- **Task**
Determine how many lines of this material contain "sociedade". Give only the number.
--- Records ---
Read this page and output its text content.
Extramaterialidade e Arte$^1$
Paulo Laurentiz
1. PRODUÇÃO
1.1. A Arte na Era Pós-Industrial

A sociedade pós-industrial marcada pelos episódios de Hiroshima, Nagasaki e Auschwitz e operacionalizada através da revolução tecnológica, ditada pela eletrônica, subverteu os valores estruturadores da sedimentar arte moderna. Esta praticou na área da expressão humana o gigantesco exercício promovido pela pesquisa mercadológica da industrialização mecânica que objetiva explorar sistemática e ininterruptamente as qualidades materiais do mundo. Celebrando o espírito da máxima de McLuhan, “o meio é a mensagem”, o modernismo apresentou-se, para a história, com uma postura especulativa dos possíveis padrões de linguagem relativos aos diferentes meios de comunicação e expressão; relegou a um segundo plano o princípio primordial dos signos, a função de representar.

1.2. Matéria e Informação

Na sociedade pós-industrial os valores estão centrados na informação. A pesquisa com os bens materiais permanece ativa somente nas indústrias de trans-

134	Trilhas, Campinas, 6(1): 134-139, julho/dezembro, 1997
---
- **Solved exercise**
2